──────── Provided data ────────

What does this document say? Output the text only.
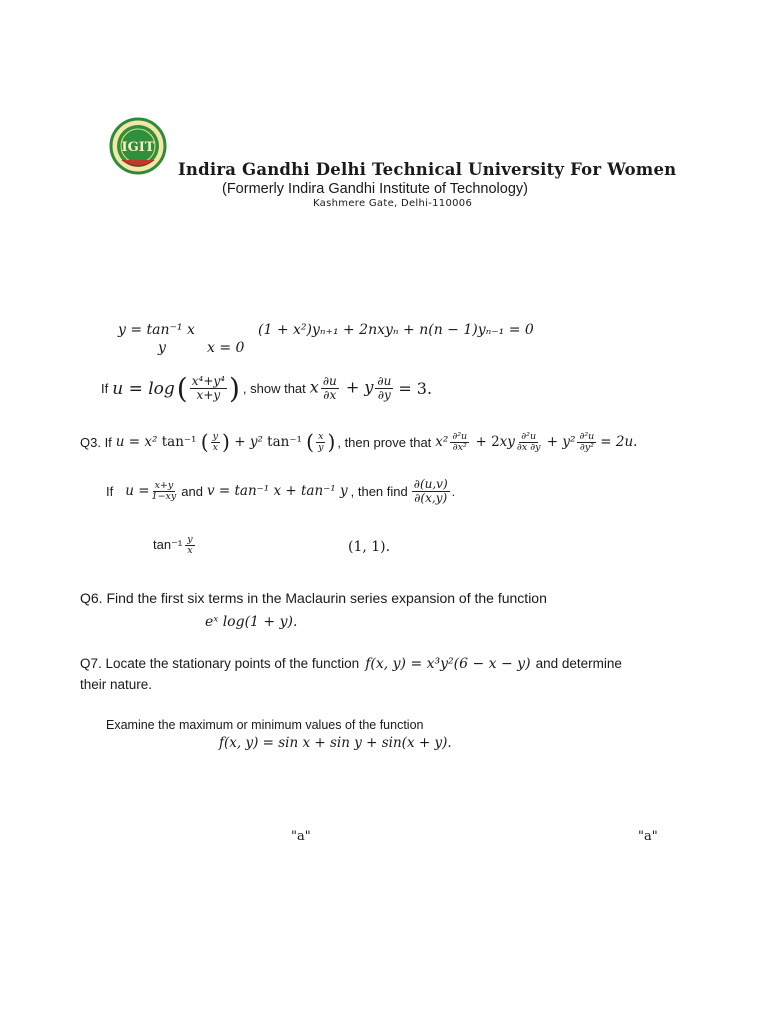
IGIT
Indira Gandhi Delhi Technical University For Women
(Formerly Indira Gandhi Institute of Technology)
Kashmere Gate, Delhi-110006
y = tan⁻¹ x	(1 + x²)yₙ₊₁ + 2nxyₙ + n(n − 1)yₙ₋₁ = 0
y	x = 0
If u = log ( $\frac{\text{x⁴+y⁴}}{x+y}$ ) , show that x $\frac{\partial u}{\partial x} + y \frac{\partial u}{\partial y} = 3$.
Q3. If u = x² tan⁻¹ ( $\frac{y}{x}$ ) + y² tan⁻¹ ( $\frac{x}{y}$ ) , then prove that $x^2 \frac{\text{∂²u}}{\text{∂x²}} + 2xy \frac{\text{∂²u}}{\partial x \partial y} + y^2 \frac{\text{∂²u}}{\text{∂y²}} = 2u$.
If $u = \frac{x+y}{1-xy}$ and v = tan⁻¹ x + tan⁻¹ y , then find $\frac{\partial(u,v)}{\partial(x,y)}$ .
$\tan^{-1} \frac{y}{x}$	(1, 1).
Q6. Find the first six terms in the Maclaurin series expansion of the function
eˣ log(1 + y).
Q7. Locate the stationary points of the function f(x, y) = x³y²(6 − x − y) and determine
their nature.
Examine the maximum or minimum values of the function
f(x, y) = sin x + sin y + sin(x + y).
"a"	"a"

────────
──────── Provided data ────────

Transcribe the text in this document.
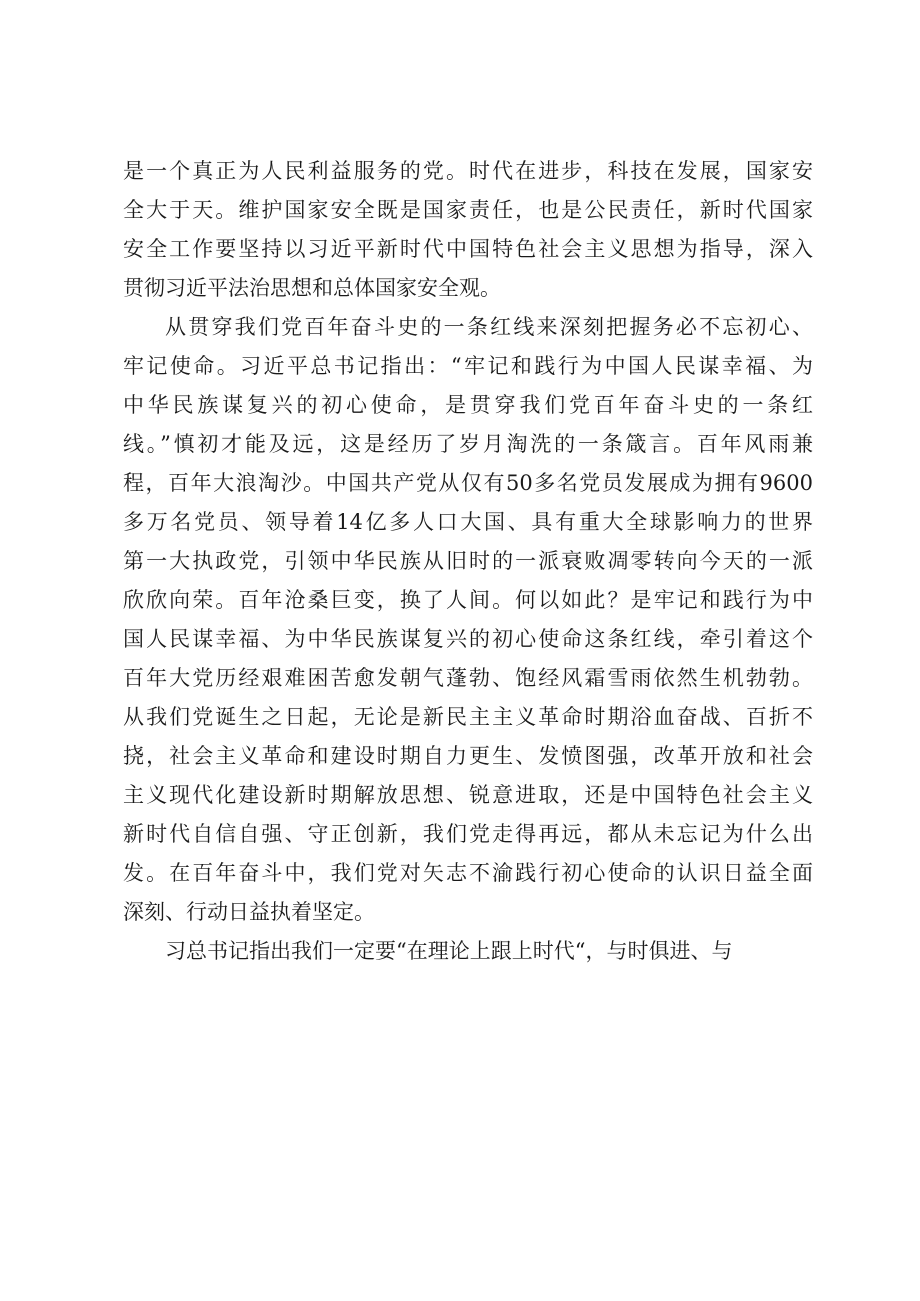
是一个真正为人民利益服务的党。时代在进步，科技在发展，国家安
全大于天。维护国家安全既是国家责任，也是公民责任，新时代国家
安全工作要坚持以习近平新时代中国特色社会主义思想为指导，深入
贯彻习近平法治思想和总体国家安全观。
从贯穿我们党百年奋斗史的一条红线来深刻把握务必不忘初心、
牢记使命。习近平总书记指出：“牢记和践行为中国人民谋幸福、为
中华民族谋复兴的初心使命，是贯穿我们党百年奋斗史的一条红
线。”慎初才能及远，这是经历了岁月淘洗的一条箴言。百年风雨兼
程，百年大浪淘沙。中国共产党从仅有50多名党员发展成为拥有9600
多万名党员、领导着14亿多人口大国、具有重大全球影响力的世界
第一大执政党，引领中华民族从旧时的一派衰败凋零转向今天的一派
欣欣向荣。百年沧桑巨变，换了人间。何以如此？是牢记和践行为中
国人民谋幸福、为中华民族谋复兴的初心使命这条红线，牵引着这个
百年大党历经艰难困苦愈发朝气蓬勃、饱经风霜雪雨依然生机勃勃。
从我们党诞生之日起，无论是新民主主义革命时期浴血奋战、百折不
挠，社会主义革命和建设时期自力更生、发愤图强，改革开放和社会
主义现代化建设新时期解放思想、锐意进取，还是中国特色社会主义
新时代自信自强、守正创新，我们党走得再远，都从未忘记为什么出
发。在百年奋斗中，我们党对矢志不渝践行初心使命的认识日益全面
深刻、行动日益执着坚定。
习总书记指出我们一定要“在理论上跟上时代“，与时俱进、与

────────

**Written task**
Look over the records above and copy each line that includes the string "Indira".

**Task answer**
Indira Gandhi Delhi Technical University For Women
(Formerly Indira Gandhi Institute of Technology)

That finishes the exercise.